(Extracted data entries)
START

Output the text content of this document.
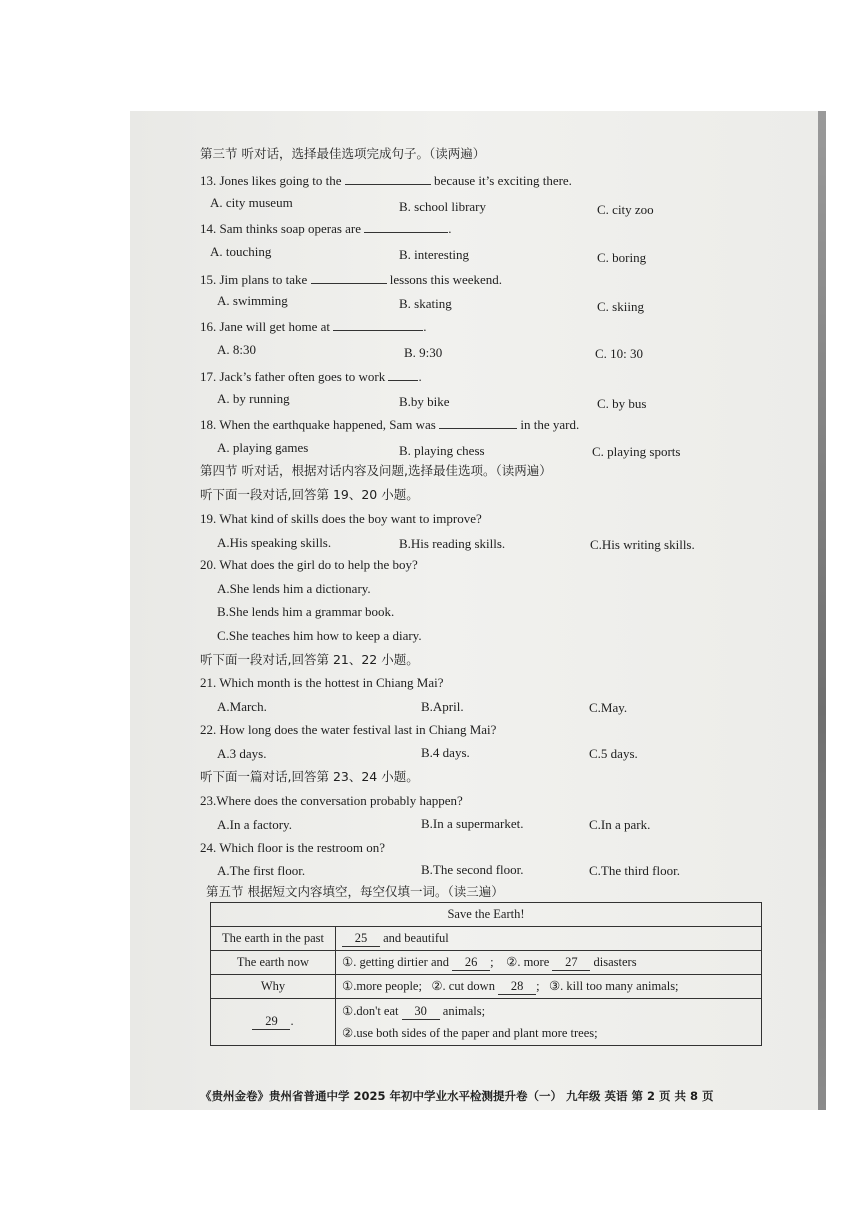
第三节 听对话，选择最佳选项完成句子。（读两遍）
13. Jones likes going to the	because it’s exciting there.
A. city museum	B. school library	C. city zoo
14. Sam thinks soap operas are	.
A. touching	B. interesting	C. boring
15. Jim plans to take	lessons this weekend.
A. swimming	B. skating	C. skiing
16. Jane will get home at	.
A. 8:30	B. 9:30	C. 10: 30
17. Jack’s father often goes to work	.
A. by running	B.by bike	C. by bus
18. When the earthquake happened, Sam was	in the yard.
A. playing games	B. playing chess	C. playing sports
第四节 听对话，根据对话内容及问题,选择最佳选项。（读两遍）
听下面一段对话,回答第 19、20 小题。
19. What kind of skills does the boy want to improve?
A.His speaking skills.	B.His reading skills.	C.His writing skills.
20. What does the girl do to help the boy?
A.She lends him a dictionary.
B.She lends him a grammar book.
C.She teaches him how to keep a diary.
听下面一段对话,回答第 21、22 小题。
21. Which month is the hottest in Chiang Mai?
A.March.	B.April.	C.May.
22. How long does the water festival last in Chiang Mai?
A.3 days.	B.4 days.	C.5 days.
听下面一篇对话,回答第 23、24 小题。
23.Where does the conversation probably happen?
A.In a factory.	B.In a supermarket.	C.In a park.
24. Which floor is the restroom on?
A.The first floor.	B.The second floor.	C.The third floor.
第五节 根据短文内容填空，每空仅填一词。（读三遍）
Save the Earth!	
The earth in the past	25 and beautiful
The earth now	①. getting dirtier and 26 ; ②. more 27 disasters
Why	①.more people; ②. cut down 28 ; ③. kill too many animals;
29 .	①.don't eat 30 animals;
②.use both sides of the paper and plant more trees;
《贵州金卷》贵州省普通中学 2025 年初中学业水平检测提升卷（一） 九年级 英语 第 2 页 共 8 页
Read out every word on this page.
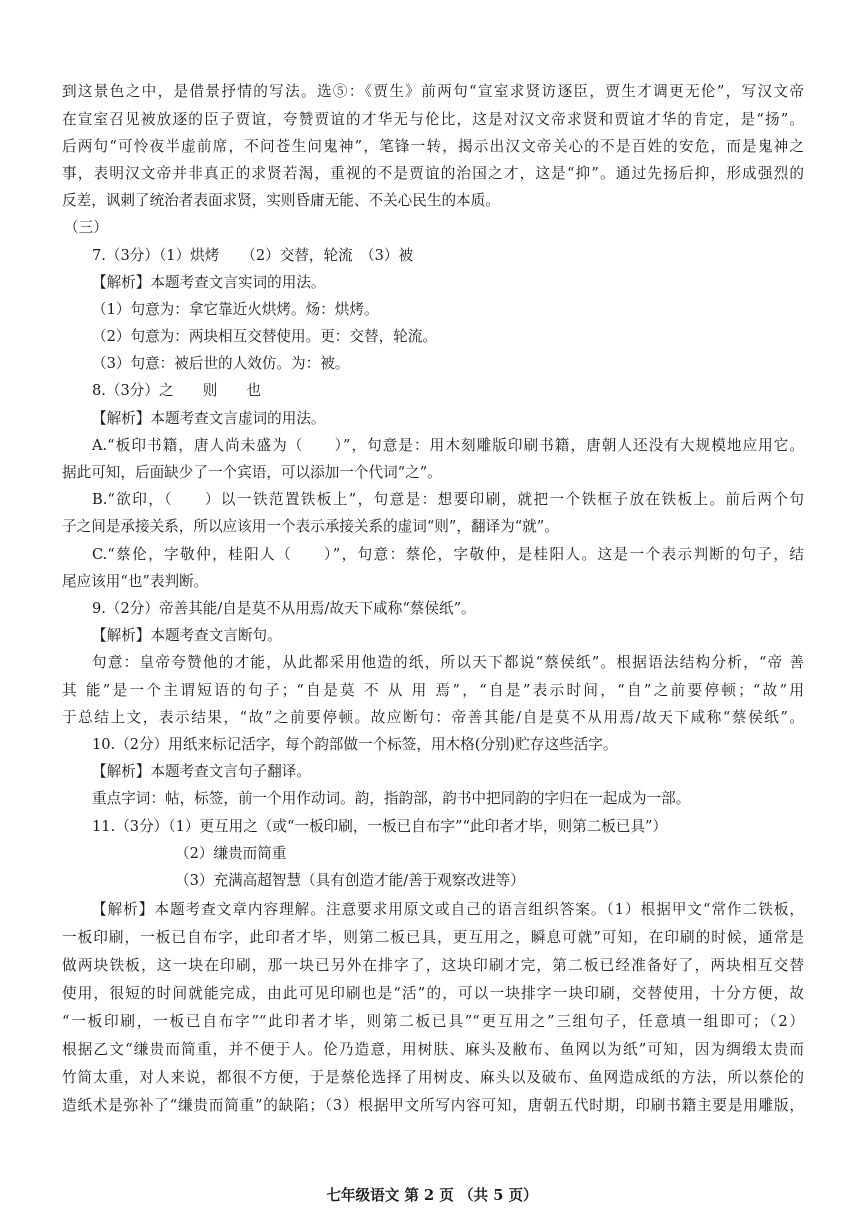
到这景色之中，是借景抒情的写法。选⑤：《贾生》前两句“宣室求贤访逐臣，贾生才调更无伦”，写汉文帝
在宣室召见被放逐的臣子贾谊，夸赞贾谊的才华无与伦比，这是对汉文帝求贤和贾谊才华的肯定，是“扬”。
后两句“可怜夜半虚前席，不问苍生问鬼神”，笔锋一转，揭示出汉文帝关心的不是百姓的安危，而是鬼神之
事，表明汉文帝并非真正的求贤若渴，重视的不是贾谊的治国之才，这是“抑”。通过先扬后抑，形成强烈的
反差，讽刺了统治者表面求贤，实则昏庸无能、不关心民生的本质。
（三）
7.（3分）（1）烘烤　　（2）交替，轮流　（3）被
【解析】本题考查文言实词的用法。
（1）句意为：拿它靠近火烘烤。炀：烘烤。
（2）句意为：两块相互交替使用。更：交替，轮流。
（3）句意：被后世的人效仿。为：被。
8.（3分）之　　则　　也
【解析】本题考查文言虚词的用法。
A.“板印书籍，唐人尚未盛为（　　）”，句意是：用木刻雕版印刷书籍，唐朝人还没有大规模地应用它。
据此可知，后面缺少了一个宾语，可以添加一个代词“之”。
B.“欲印，（　　）以一铁范置铁板上”，句意是：想要印刷，就把一个铁框子放在铁板上。前后两个句
子之间是承接关系，所以应该用一个表示承接关系的虚词“则”，翻译为“就”。
C.“蔡伦，字敬仲，桂阳人（　　）”，句意：蔡伦，字敬仲，是桂阳人。这是一个表示判断的句子，结
尾应该用“也”表判断。
9.（2分）帝善其能/自是莫不从用焉/故天下咸称“蔡侯纸”。
【解析】本题考查文言断句。
句意：皇帝夸赞他的才能，从此都采用他造的纸，所以天下都说“蔡侯纸”。根据语法结构分析，“帝 善
其 能”是一个主谓短语的句子；“自是莫 不 从 用 焉”，“自是”表示时间，“自”之前要停顿；“故”用
于总结上文，表示结果，“故”之前要停顿。故应断句：帝善其能/自是莫不从用焉/故天下咸称“蔡侯纸”。
10.（2分）用纸来标记活字，每个韵部做一个标签，用木格(分别)贮存这些活字。
【解析】本题考查文言句子翻译。
重点字词：帖，标签，前一个用作动词。韵，指韵部，韵书中把同韵的字归在一起成为一部。
11.（3分）（1）更互用之（或“一板印刷，一板已自布字”“此印者才毕，则第二板已具”）
（2）缣贵而简重
（3）充满高超智慧（具有创造才能/善于观察改进等）
【解析】本题考查文章内容理解。注意要求用原文或自己的语言组织答案。（1）根据甲文“常作二铁板，
一板印刷，一板已自布字，此印者才毕，则第二板已具，更互用之，瞬息可就”可知，在印刷的时候，通常是
做两块铁板，这一块在印刷，那一块已另外在排字了，这块印刷才完，第二板已经准备好了，两块相互交替
使用，很短的时间就能完成，由此可见印刷也是“活”的，可以一块排字一块印刷，交替使用，十分方便，故
“一板印刷，一板已自布字”“此印者才毕，则第二板已具”“更互用之”三组句子，任意填一组即可；（2）
根据乙文“缣贵而简重，并不便于人。伦乃造意，用树肤、麻头及敝布、鱼网以为纸”可知，因为绸缎太贵而
竹简太重，对人来说，都很不方便，于是蔡伦选择了用树皮、麻头以及破布、鱼网造成纸的方法，所以蔡伦的
造纸术是弥补了“缣贵而简重”的缺陷；（3）根据甲文所写内容可知，唐朝五代时期，印刷书籍主要是用雕版，
七年级语文 第 2 页 （共 5 页）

END

__THE TASK__
Write out exactly the lines from the line containing "Read out every word on this page." through the last line of the listing above, please, and leave out any pictures.

__CORRECT RESPONSE__
Read out every word on this page.
到这景色之中，是借景抒情的写法。选⑤：《贾生》前两句“宣室求贤访逐臣，贾生才调更无伦”，写汉文帝
在宣室召见被放逐的臣子贾谊，夸赞贾谊的才华无与伦比，这是对汉文帝求贤和贾谊才华的肯定，是“扬”。
后两句“可怜夜半虚前席，不问苍生问鬼神”，笔锋一转，揭示出汉文帝关心的不是百姓的安危，而是鬼神之
事，表明汉文帝并非真正的求贤若渴，重视的不是贾谊的治国之才，这是“抑”。通过先扬后抑，形成强烈的
反差，讽刺了统治者表面求贤，实则昏庸无能、不关心民生的本质。
（三）
7.（3分）（1）烘烤　　（2）交替，轮流　（3）被
【解析】本题考查文言实词的用法。
（1）句意为：拿它靠近火烘烤。炀：烘烤。
（2）句意为：两块相互交替使用。更：交替，轮流。
（3）句意：被后世的人效仿。为：被。
8.（3分）之　　则　　也
【解析】本题考查文言虚词的用法。
A.“板印书籍，唐人尚未盛为（　　）”，句意是：用木刻雕版印刷书籍，唐朝人还没有大规模地应用它。
据此可知，后面缺少了一个宾语，可以添加一个代词“之”。
B.“欲印，（　　）以一铁范置铁板上”，句意是：想要印刷，就把一个铁框子放在铁板上。前后两个句
子之间是承接关系，所以应该用一个表示承接关系的虚词“则”，翻译为“就”。
C.“蔡伦，字敬仲，桂阳人（　　）”，句意：蔡伦，字敬仲，是桂阳人。这是一个表示判断的句子，结
尾应该用“也”表判断。
9.（2分）帝善其能/自是莫不从用焉/故天下咸称“蔡侯纸”。
【解析】本题考查文言断句。
句意：皇帝夸赞他的才能，从此都采用他造的纸，所以天下都说“蔡侯纸”。根据语法结构分析，“帝 善
其 能”是一个主谓短语的句子；“自是莫 不 从 用 焉”，“自是”表示时间，“自”之前要停顿；“故”用
于总结上文，表示结果，“故”之前要停顿。故应断句：帝善其能/自是莫不从用焉/故天下咸称“蔡侯纸”。
10.（2分）用纸来标记活字，每个韵部做一个标签，用木格(分别)贮存这些活字。
【解析】本题考查文言句子翻译。
重点字词：帖，标签，前一个用作动词。韵，指韵部，韵书中把同韵的字归在一起成为一部。
11.（3分）（1）更互用之（或“一板印刷，一板已自布字”“此印者才毕，则第二板已具”）
（2）缣贵而简重
（3）充满高超智慧（具有创造才能/善于观察改进等）
【解析】本题考查文章内容理解。注意要求用原文或自己的语言组织答案。（1）根据甲文“常作二铁板，
一板印刷，一板已自布字，此印者才毕，则第二板已具，更互用之，瞬息可就”可知，在印刷的时候，通常是
做两块铁板，这一块在印刷，那一块已另外在排字了，这块印刷才完，第二板已经准备好了，两块相互交替
使用，很短的时间就能完成，由此可见印刷也是“活”的，可以一块排字一块印刷，交替使用，十分方便，故
“一板印刷，一板已自布字”“此印者才毕，则第二板已具”“更互用之”三组句子，任意填一组即可；（2）
根据乙文“缣贵而简重，并不便于人。伦乃造意，用树肤、麻头及敝布、鱼网以为纸”可知，因为绸缎太贵而
竹简太重，对人来说，都很不方便，于是蔡伦选择了用树皮、麻头以及破布、鱼网造成纸的方法，所以蔡伦的
造纸术是弥补了“缣贵而简重”的缺陷；（3）根据甲文所写内容可知，唐朝五代时期，印刷书籍主要是用雕版，
七年级语文 第 2 页 （共 5 页）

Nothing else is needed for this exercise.